(Stored data entries)
□ □ □
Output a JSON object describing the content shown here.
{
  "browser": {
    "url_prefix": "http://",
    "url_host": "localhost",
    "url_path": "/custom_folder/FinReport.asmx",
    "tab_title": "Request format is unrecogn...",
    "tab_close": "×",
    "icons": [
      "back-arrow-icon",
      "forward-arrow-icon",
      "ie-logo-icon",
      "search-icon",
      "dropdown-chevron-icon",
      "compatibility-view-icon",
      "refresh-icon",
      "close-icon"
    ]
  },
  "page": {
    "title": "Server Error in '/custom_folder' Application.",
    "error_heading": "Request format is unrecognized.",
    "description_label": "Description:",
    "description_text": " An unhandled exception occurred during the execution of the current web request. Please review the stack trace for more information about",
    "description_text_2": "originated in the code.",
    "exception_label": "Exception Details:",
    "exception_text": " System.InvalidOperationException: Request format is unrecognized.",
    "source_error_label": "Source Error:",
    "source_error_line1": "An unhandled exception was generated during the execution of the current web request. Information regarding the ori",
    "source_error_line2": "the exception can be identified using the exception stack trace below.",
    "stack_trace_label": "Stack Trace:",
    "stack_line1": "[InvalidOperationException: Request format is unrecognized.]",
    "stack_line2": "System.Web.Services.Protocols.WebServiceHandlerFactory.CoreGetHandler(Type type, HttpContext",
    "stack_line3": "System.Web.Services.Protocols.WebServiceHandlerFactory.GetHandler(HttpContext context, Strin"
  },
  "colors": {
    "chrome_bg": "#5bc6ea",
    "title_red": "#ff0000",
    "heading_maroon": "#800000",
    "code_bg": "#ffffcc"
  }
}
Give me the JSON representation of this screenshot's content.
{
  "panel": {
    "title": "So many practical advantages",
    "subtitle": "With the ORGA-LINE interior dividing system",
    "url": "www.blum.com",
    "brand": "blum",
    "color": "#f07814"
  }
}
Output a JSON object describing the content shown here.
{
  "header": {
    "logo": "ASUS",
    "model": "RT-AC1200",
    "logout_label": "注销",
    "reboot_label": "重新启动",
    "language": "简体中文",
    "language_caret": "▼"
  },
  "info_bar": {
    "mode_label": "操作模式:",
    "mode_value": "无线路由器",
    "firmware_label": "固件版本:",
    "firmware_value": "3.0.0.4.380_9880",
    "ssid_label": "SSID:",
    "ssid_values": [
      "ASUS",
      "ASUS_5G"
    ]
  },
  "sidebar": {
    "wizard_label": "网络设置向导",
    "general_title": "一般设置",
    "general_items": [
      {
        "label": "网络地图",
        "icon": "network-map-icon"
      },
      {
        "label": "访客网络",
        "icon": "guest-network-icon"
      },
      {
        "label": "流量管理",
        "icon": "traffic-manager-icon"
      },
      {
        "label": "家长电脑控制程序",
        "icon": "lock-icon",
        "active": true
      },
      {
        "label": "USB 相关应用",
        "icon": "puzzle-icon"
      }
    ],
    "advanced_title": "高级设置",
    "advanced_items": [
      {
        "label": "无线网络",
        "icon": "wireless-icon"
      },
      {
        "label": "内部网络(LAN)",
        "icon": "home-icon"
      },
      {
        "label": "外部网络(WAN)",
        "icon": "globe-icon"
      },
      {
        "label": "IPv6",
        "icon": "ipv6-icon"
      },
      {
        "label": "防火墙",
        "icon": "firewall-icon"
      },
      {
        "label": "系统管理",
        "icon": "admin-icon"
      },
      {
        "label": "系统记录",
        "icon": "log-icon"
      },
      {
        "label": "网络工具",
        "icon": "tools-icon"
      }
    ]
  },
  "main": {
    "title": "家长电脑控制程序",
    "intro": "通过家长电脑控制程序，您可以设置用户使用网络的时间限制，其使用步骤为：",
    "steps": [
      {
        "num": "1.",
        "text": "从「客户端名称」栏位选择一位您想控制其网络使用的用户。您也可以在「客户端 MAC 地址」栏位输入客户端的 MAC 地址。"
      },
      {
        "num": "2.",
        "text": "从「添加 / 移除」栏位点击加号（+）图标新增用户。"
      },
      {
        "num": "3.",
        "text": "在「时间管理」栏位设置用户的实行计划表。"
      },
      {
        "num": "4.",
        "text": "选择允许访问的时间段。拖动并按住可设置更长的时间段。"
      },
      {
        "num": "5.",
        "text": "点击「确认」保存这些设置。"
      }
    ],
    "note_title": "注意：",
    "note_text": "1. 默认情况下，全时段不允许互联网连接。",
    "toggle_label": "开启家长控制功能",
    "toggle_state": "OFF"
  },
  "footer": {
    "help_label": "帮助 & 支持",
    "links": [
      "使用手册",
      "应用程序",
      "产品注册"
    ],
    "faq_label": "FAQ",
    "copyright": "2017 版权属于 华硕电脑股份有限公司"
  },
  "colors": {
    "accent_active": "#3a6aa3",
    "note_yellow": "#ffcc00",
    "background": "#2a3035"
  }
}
□ □ □
* _The task_
Gather all lines with the string "InvalidOperationException" from the data.

* _Task answer_
    "exception_text": " System.InvalidOperationException: Request format is unrecognized.",
    "stack_line1": "[InvalidOperationException: Request format is unrecognized.]",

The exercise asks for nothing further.